Structured figure records

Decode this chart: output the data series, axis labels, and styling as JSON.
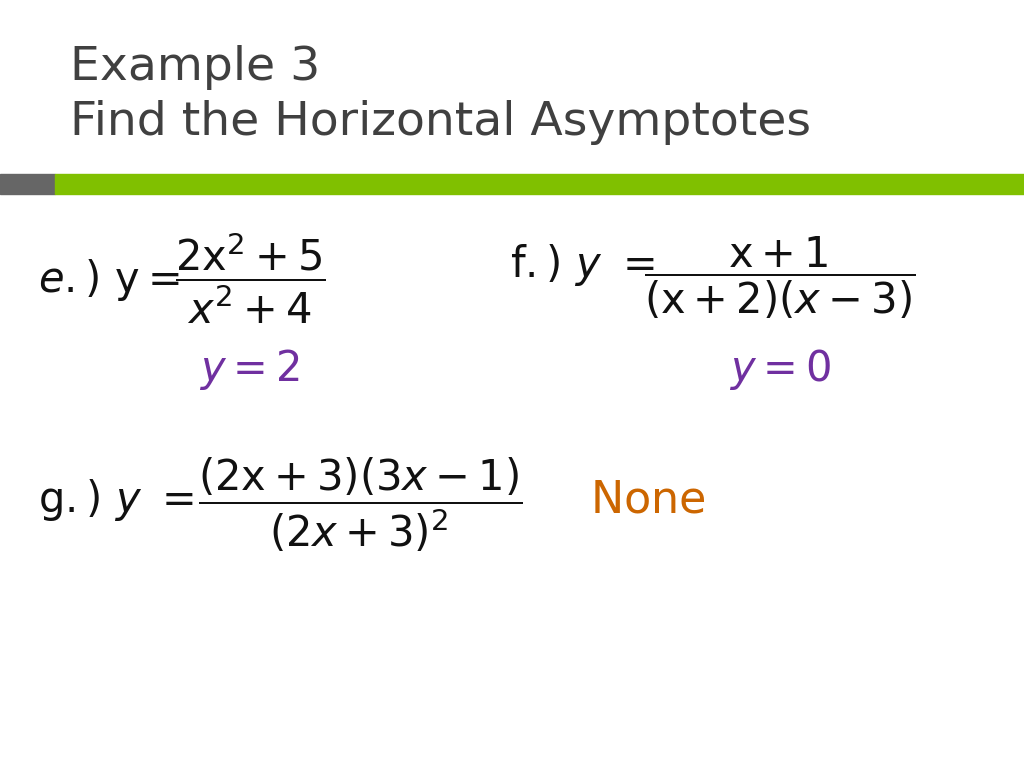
{
  "title_line1": "Example 3",
  "title_line2": "Find the Horizontal Asymptotes",
  "title_color": "#404040",
  "title_fontsize": 34,
  "bar_left_color": "#666666",
  "bar_right_color": "#80c000",
  "label_color": "#111111",
  "answer_color": "#7030a0",
  "none_color": "#cc6600",
  "bg_color": "#ffffff"
}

* [Description of the task]: From the data above, write out everything exactly except the pictures.

* [Exercise output]:
Decode this chart: output the data series, axis labels, and styling as JSON.
{
  "title_line1": "Example 3",
  "title_line2": "Find the Horizontal Asymptotes",
  "title_color": "#404040",
  "title_fontsize": 34,
  "bar_left_color": "#666666",
  "bar_right_color": "#80c000",
  "label_color": "#111111",
  "answer_color": "#7030a0",
  "none_color": "#cc6600",
  "bg_color": "#ffffff"
}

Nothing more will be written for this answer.